(Dataset entries)
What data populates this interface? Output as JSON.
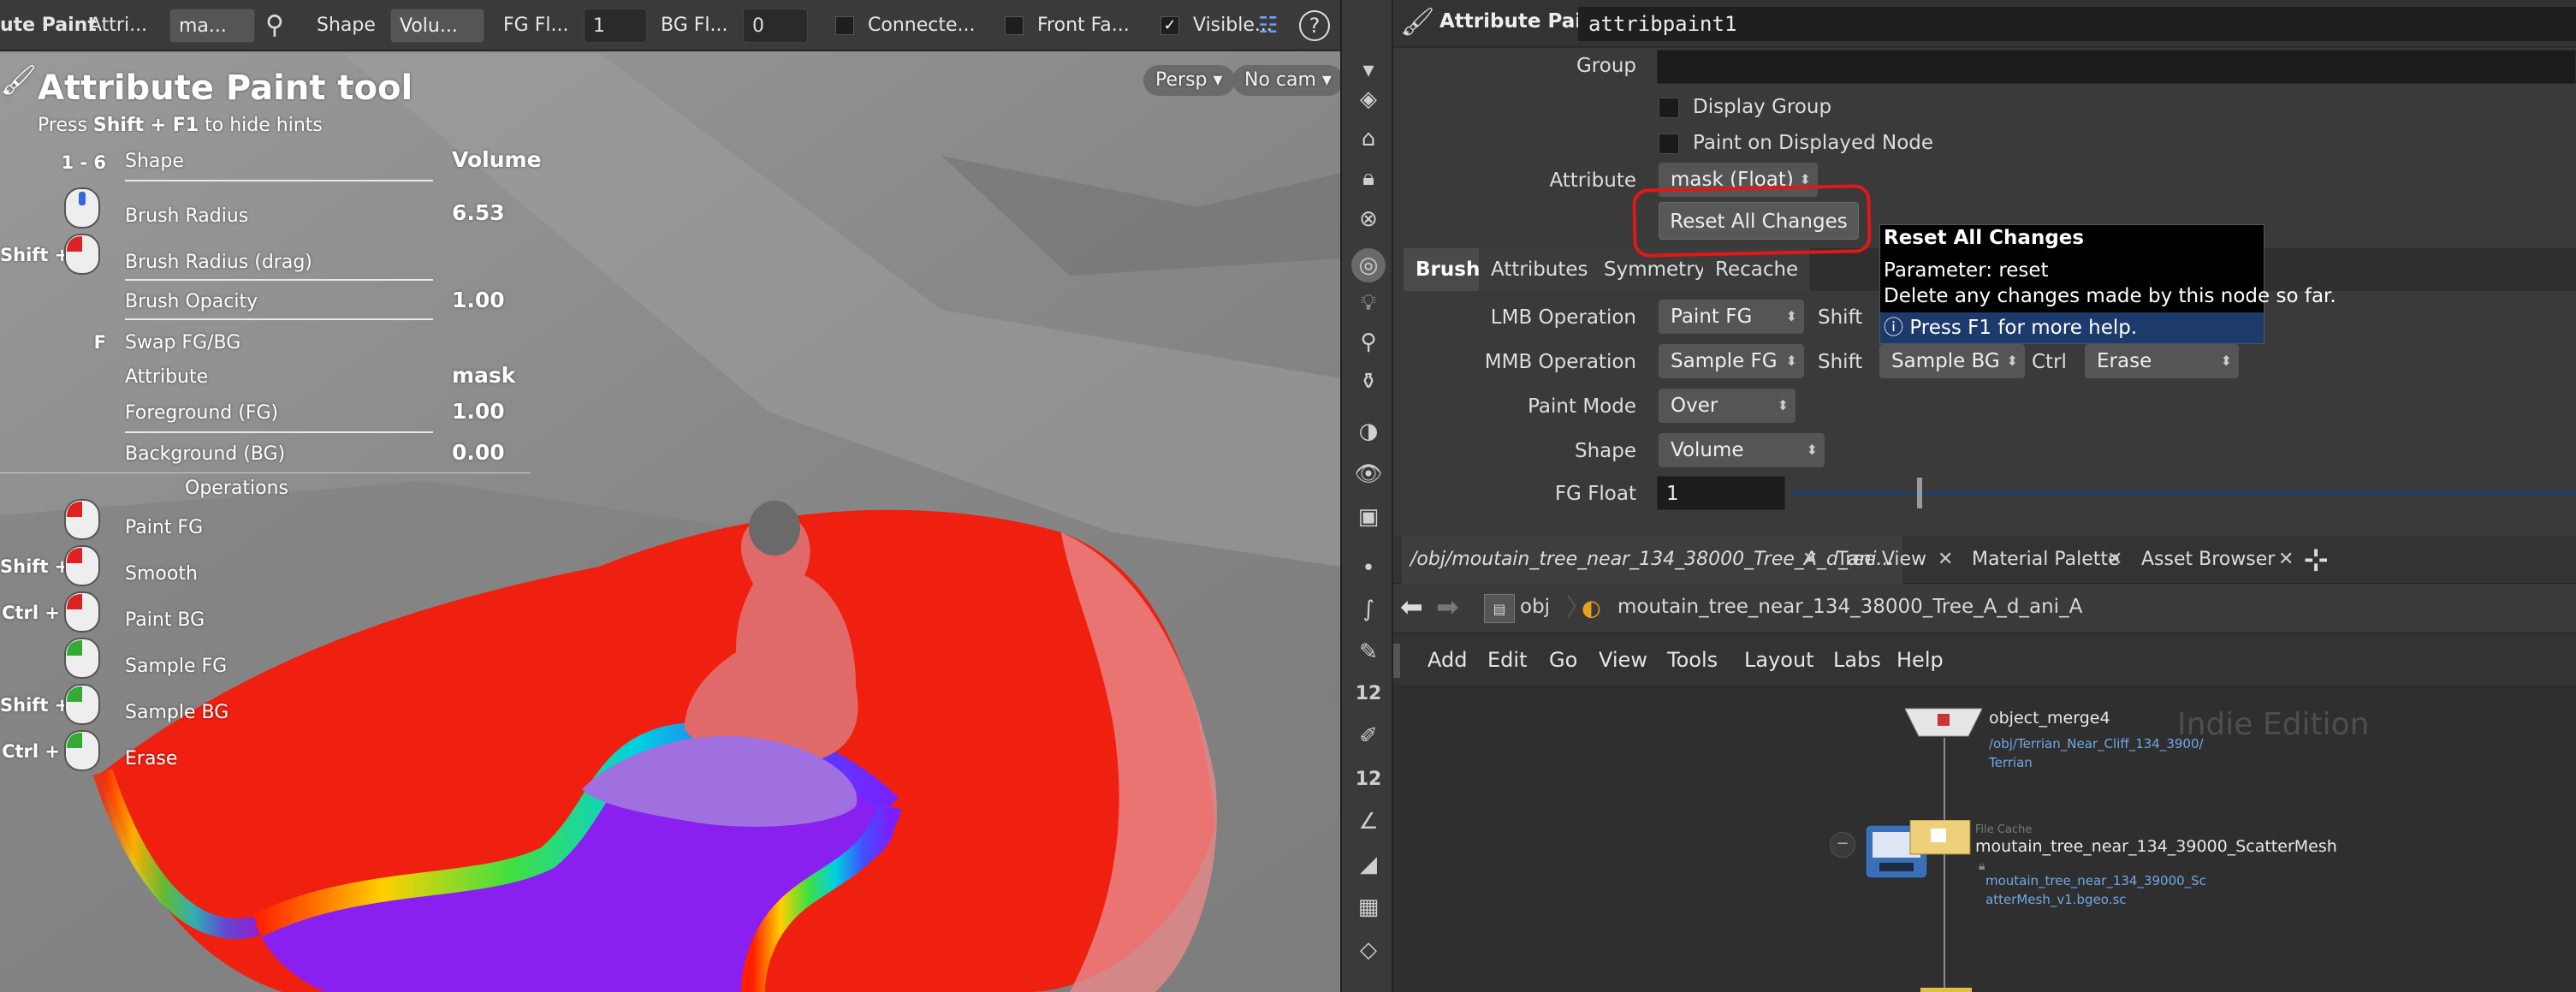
{
  "viewport_toolbar": {
    "tool_name": "ute Paint",
    "attrib_label": "Attri...",
    "attrib_value": "ma...",
    "shape_label": "Shape",
    "shape_value": "Volu...",
    "fg_label": "FG Fl...",
    "fg_value": "1",
    "bg_label": "BG Fl...",
    "bg_value": "0",
    "connected_label": "Connecte...",
    "frontface_label": "Front Fa...",
    "visible_label": "Visible...",
    "help_glyph": "?"
  },
  "hud": {
    "title": "Attribute Paint tool",
    "hint_prefix": "Press ",
    "hint_key": "Shift + F1",
    "hint_suffix": " to hide hints",
    "rows": [
      {
        "key": "1 - 6",
        "label": "Shape",
        "value": "Volume"
      },
      {
        "key": "",
        "label": "Brush Radius",
        "value": "6.53"
      },
      {
        "key": "Shift +",
        "label": "Brush Radius (drag)",
        "value": ""
      },
      {
        "key": "",
        "label": "Brush Opacity",
        "value": "1.00"
      },
      {
        "key": "F",
        "label": "Swap FG/BG",
        "value": ""
      },
      {
        "key": "",
        "label": "Attribute",
        "value": "mask"
      },
      {
        "key": "",
        "label": "Foreground (FG)",
        "value": "1.00"
      },
      {
        "key": "",
        "label": "Background (BG)",
        "value": "0.00"
      }
    ],
    "operations_header": "Operations",
    "operations": [
      {
        "key": "",
        "label": "Paint FG",
        "color": "#d22"
      },
      {
        "key": "Shift +",
        "label": "Smooth",
        "color": "#d22"
      },
      {
        "key": "Ctrl +",
        "label": "Paint BG",
        "color": "#d22"
      },
      {
        "key": "",
        "label": "Sample FG",
        "color": "#3a3"
      },
      {
        "key": "Shift +",
        "label": "Sample BG",
        "color": "#3a3"
      },
      {
        "key": "Ctrl +",
        "label": "Erase",
        "color": "#3a3"
      }
    ],
    "persp_label": "Persp",
    "cam_label": "No cam"
  },
  "vstrip": {
    "num1": "12",
    "num2": "12"
  },
  "param_pane": {
    "title": "Attribute Paint",
    "node_name": "attribpaint1",
    "group_label": "Group",
    "group_value": "",
    "display_group_label": "Display Group",
    "paint_displayed_label": "Paint on Displayed Node",
    "attribute_label": "Attribute",
    "attribute_value": "mask (Float)",
    "reset_button": "Reset All Changes",
    "tabs": [
      "Brush",
      "Attributes",
      "Symmetry",
      "Recache"
    ],
    "lmb_label": "LMB Operation",
    "lmb_value": "Paint FG",
    "mmb_label": "MMB Operation",
    "mmb_value": "Sample FG",
    "shift_label": "Shift",
    "shift_value": "Sample BG",
    "ctrl_label": "Ctrl",
    "ctrl_value": "Erase",
    "paint_mode_label": "Paint Mode",
    "paint_mode_value": "Over",
    "shape_label": "Shape",
    "shape_value": "Volume",
    "fg_float_label": "FG Float",
    "fg_float_value": "1"
  },
  "tooltip": {
    "title": "Reset All Changes",
    "param": "Parameter: reset",
    "desc": "Delete any changes made by this node so far.",
    "help": "Press F1 for more help."
  },
  "network": {
    "tabs": [
      "/obj/moutain_tree_near_134_38000_Tree_A_d_ani...",
      "Tree View",
      "Material Palette",
      "Asset Browser"
    ],
    "path_obj": "obj",
    "path_node": "moutain_tree_near_134_38000_Tree_A_d_ani_A",
    "menu": [
      "Add",
      "Edit",
      "Go",
      "View",
      "Tools",
      "Layout",
      "Labs",
      "Help"
    ],
    "watermark": "Indie Edition",
    "node1_name": "object_merge4",
    "node1_link1": "/obj/Terrian_Near_Cliff_134_3900/",
    "node1_link2": "Terrian",
    "node2_label": "File Cache",
    "node2_name": "moutain_tree_near_134_39000_ScatterMesh",
    "node2_link1": "moutain_tree_near_134_39000_Sc",
    "node2_link2": "atterMesh_v1.bgeo.sc"
  }
}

### What to do
Will you set down the records word for word while leaving out every picture?

### Solution to this exercise
What data populates this interface? Output as JSON.
{
  "viewport_toolbar": {
    "tool_name": "ute Paint",
    "attrib_label": "Attri...",
    "attrib_value": "ma...",
    "shape_label": "Shape",
    "shape_value": "Volu...",
    "fg_label": "FG Fl...",
    "fg_value": "1",
    "bg_label": "BG Fl...",
    "bg_value": "0",
    "connected_label": "Connecte...",
    "frontface_label": "Front Fa...",
    "visible_label": "Visible...",
    "help_glyph": "?"
  },
  "hud": {
    "title": "Attribute Paint tool",
    "hint_prefix": "Press ",
    "hint_key": "Shift + F1",
    "hint_suffix": " to hide hints",
    "rows": [
      {
        "key": "1 - 6",
        "label": "Shape",
        "value": "Volume"
      },
      {
        "key": "",
        "label": "Brush Radius",
        "value": "6.53"
      },
      {
        "key": "Shift +",
        "label": "Brush Radius (drag)",
        "value": ""
      },
      {
        "key": "",
        "label": "Brush Opacity",
        "value": "1.00"
      },
      {
        "key": "F",
        "label": "Swap FG/BG",
        "value": ""
      },
      {
        "key": "",
        "label": "Attribute",
        "value": "mask"
      },
      {
        "key": "",
        "label": "Foreground (FG)",
        "value": "1.00"
      },
      {
        "key": "",
        "label": "Background (BG)",
        "value": "0.00"
      }
    ],
    "operations_header": "Operations",
    "operations": [
      {
        "key": "",
        "label": "Paint FG",
        "color": "#d22"
      },
      {
        "key": "Shift +",
        "label": "Smooth",
        "color": "#d22"
      },
      {
        "key": "Ctrl +",
        "label": "Paint BG",
        "color": "#d22"
      },
      {
        "key": "",
        "label": "Sample FG",
        "color": "#3a3"
      },
      {
        "key": "Shift +",
        "label": "Sample BG",
        "color": "#3a3"
      },
      {
        "key": "Ctrl +",
        "label": "Erase",
        "color": "#3a3"
      }
    ],
    "persp_label": "Persp",
    "cam_label": "No cam"
  },
  "vstrip": {
    "num1": "12",
    "num2": "12"
  },
  "param_pane": {
    "title": "Attribute Paint",
    "node_name": "attribpaint1",
    "group_label": "Group",
    "group_value": "",
    "display_group_label": "Display Group",
    "paint_displayed_label": "Paint on Displayed Node",
    "attribute_label": "Attribute",
    "attribute_value": "mask (Float)",
    "reset_button": "Reset All Changes",
    "tabs": [
      "Brush",
      "Attributes",
      "Symmetry",
      "Recache"
    ],
    "lmb_label": "LMB Operation",
    "lmb_value": "Paint FG",
    "mmb_label": "MMB Operation",
    "mmb_value": "Sample FG",
    "shift_label": "Shift",
    "shift_value": "Sample BG",
    "ctrl_label": "Ctrl",
    "ctrl_value": "Erase",
    "paint_mode_label": "Paint Mode",
    "paint_mode_value": "Over",
    "shape_label": "Shape",
    "shape_value": "Volume",
    "fg_float_label": "FG Float",
    "fg_float_value": "1"
  },
  "tooltip": {
    "title": "Reset All Changes",
    "param": "Parameter: reset",
    "desc": "Delete any changes made by this node so far.",
    "help": "Press F1 for more help."
  },
  "network": {
    "tabs": [
      "/obj/moutain_tree_near_134_38000_Tree_A_d_ani...",
      "Tree View",
      "Material Palette",
      "Asset Browser"
    ],
    "path_obj": "obj",
    "path_node": "moutain_tree_near_134_38000_Tree_A_d_ani_A",
    "menu": [
      "Add",
      "Edit",
      "Go",
      "View",
      "Tools",
      "Layout",
      "Labs",
      "Help"
    ],
    "watermark": "Indie Edition",
    "node1_name": "object_merge4",
    "node1_link1": "/obj/Terrian_Near_Cliff_134_3900/",
    "node1_link2": "Terrian",
    "node2_label": "File Cache",
    "node2_name": "moutain_tree_near_134_39000_ScatterMesh",
    "node2_link1": "moutain_tree_near_134_39000_Sc",
    "node2_link2": "atterMesh_v1.bgeo.sc"
  }
}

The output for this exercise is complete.